JOB
Locate all lines with the word "Понятие" and copy them out.

DATA SUPPLIED

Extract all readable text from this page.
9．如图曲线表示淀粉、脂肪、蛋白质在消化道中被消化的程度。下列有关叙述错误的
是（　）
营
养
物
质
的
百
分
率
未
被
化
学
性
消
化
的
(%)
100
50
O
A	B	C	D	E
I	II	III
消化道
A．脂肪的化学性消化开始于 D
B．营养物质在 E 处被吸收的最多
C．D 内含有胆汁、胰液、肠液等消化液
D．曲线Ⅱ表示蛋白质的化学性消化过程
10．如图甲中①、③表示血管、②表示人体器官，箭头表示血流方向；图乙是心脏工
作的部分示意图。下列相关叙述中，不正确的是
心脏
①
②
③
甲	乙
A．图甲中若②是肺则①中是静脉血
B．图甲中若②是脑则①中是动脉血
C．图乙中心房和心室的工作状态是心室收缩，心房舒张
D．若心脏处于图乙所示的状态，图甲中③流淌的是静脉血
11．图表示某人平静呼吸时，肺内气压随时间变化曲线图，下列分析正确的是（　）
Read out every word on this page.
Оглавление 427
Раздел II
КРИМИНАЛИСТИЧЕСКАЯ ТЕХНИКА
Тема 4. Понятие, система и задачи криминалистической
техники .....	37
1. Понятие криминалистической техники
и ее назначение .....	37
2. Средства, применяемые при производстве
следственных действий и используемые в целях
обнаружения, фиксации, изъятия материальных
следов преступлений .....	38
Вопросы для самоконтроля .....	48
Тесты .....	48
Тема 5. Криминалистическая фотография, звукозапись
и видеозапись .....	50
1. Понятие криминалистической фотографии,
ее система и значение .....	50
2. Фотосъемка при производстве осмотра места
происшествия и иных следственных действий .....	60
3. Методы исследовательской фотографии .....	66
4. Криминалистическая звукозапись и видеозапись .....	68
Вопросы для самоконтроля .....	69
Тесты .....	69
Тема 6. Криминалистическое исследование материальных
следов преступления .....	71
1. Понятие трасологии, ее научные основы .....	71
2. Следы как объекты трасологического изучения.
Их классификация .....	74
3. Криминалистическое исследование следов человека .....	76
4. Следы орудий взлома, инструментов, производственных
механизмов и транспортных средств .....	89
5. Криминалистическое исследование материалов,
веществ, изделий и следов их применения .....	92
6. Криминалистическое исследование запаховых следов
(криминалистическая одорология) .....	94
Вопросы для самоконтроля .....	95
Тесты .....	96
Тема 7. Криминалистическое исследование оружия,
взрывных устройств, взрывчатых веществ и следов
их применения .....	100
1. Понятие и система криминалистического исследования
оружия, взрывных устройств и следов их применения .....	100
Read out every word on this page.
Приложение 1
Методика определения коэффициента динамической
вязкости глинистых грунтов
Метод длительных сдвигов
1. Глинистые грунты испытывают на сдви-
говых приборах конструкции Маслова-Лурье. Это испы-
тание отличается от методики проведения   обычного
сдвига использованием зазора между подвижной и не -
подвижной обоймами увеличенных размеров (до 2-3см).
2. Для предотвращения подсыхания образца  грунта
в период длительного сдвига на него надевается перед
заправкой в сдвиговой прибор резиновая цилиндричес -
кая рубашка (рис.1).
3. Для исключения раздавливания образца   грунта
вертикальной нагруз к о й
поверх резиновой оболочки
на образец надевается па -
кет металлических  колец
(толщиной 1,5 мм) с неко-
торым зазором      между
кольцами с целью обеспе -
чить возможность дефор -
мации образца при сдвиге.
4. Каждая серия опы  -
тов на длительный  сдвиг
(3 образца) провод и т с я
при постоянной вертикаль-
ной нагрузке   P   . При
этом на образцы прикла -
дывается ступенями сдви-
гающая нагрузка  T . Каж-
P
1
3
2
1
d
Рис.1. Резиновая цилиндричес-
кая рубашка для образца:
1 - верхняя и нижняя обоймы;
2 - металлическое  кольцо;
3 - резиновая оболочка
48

PROBLEM SOLUTION
Тема 4. Понятие, система и задачи криминалистической
1. Понятие криминалистической техники
1. Понятие криминалистической фотографии,
1. Понятие трасологии, ее научные основы .....	71
1. Понятие и система криминалистического исследования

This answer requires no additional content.